Records to use:
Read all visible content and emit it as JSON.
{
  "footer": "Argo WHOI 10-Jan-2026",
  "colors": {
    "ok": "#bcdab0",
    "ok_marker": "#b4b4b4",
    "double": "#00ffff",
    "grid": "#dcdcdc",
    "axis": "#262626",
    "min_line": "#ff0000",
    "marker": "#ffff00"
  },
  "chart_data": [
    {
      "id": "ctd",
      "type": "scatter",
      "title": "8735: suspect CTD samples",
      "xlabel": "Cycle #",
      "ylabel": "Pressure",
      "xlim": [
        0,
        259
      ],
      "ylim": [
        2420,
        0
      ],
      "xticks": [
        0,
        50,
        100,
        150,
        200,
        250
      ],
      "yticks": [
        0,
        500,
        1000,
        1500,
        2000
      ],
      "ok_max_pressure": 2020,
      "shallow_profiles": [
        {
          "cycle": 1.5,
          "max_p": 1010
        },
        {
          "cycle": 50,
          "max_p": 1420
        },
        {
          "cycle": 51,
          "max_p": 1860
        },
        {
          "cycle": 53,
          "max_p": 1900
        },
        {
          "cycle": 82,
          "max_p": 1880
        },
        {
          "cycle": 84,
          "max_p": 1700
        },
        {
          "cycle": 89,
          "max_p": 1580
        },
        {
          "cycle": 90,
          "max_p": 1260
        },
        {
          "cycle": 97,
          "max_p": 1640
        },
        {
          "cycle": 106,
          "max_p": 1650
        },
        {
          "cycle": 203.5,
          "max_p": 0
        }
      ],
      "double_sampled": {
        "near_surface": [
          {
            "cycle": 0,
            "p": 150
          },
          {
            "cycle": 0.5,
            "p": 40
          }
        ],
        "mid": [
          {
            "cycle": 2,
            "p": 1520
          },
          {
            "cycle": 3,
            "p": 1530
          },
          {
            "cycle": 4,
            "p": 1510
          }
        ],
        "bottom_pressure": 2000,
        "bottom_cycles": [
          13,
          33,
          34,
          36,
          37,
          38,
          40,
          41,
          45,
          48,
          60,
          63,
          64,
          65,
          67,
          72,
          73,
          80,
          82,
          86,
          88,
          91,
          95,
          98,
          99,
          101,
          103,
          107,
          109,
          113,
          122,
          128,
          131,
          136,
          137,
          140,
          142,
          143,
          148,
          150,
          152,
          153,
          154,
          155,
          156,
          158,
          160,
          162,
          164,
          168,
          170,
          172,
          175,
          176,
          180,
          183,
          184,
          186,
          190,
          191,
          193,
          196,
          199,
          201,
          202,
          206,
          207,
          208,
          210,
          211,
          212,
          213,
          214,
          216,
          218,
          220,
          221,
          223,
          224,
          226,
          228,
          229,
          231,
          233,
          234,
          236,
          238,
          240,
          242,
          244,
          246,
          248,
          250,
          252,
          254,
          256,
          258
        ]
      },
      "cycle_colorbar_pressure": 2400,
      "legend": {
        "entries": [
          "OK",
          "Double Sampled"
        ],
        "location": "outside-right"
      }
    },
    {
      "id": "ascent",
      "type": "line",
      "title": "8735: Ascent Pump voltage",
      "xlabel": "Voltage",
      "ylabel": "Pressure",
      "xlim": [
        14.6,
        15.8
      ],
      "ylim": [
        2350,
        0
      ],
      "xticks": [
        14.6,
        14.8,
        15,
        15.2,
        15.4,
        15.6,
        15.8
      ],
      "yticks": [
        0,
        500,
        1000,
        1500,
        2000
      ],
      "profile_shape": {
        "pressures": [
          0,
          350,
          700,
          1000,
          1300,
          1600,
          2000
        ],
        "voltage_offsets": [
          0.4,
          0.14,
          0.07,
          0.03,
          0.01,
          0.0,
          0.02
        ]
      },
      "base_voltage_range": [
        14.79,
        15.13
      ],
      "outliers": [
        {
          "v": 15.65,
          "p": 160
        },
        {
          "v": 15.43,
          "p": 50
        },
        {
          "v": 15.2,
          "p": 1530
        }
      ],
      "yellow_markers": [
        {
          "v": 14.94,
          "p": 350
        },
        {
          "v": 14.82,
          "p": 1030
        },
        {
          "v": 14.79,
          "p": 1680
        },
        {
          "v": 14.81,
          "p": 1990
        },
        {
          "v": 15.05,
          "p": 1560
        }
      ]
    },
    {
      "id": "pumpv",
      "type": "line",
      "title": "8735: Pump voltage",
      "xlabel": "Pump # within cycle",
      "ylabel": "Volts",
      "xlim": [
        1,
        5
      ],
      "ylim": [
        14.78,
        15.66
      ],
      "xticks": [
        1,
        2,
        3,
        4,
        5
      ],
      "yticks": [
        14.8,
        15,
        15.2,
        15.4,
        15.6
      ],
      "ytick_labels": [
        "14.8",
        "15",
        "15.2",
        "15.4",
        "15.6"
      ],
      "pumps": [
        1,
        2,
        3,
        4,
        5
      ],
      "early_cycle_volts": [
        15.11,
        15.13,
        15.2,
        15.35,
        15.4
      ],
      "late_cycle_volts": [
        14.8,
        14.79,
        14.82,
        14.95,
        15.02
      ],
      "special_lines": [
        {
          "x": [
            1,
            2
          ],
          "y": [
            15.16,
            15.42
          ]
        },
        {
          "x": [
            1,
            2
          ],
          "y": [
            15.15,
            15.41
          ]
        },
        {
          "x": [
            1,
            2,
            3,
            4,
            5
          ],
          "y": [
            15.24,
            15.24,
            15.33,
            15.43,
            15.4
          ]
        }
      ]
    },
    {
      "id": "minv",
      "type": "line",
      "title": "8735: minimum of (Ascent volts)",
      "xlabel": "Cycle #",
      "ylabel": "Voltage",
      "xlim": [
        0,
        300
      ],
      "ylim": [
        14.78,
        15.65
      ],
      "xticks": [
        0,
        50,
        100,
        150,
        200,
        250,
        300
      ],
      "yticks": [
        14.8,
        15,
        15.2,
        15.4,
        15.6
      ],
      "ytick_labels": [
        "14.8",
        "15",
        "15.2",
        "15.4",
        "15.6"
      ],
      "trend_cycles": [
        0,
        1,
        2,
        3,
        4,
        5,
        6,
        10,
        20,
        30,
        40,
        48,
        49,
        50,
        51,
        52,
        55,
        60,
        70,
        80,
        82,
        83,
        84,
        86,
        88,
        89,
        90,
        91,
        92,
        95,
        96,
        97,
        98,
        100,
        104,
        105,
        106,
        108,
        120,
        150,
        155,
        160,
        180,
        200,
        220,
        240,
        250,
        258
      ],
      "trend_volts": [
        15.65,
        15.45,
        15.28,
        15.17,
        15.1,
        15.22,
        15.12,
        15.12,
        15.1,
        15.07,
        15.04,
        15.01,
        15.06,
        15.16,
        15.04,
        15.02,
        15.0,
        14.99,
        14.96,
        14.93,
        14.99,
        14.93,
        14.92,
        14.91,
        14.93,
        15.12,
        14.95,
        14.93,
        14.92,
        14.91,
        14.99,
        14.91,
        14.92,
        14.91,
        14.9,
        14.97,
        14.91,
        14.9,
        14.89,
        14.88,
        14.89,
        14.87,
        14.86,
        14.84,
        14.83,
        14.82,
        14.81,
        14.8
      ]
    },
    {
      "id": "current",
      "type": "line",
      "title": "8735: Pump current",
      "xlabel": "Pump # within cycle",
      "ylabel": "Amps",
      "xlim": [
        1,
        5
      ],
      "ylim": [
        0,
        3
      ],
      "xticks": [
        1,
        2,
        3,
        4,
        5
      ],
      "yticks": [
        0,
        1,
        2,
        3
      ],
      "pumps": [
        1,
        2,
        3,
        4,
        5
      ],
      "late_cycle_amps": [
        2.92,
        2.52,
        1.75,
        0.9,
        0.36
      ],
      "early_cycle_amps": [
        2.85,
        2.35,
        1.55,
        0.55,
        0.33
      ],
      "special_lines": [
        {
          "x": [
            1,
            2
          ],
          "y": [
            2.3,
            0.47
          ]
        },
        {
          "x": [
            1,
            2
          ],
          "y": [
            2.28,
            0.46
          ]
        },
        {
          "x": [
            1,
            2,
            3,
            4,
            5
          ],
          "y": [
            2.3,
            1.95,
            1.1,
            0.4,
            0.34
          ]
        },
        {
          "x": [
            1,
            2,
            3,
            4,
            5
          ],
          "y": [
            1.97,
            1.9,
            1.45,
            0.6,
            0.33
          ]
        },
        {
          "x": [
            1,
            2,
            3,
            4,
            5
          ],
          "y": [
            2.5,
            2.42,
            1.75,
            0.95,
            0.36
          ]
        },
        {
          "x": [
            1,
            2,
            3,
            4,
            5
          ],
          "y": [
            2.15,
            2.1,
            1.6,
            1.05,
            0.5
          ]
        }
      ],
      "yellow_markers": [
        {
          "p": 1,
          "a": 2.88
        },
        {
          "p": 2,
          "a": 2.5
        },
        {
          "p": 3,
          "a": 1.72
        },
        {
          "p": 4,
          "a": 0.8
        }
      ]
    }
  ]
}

Prompt: Go through the material and select each line with the string "title" in it.

Expected answer:
      "title": "8735: suspect CTD samples",
      "title": "8735: Ascent Pump voltage",
      "title": "8735: Pump voltage",
      "title": "8735: minimum of (Ascent volts)",
      "title": "8735: Pump current",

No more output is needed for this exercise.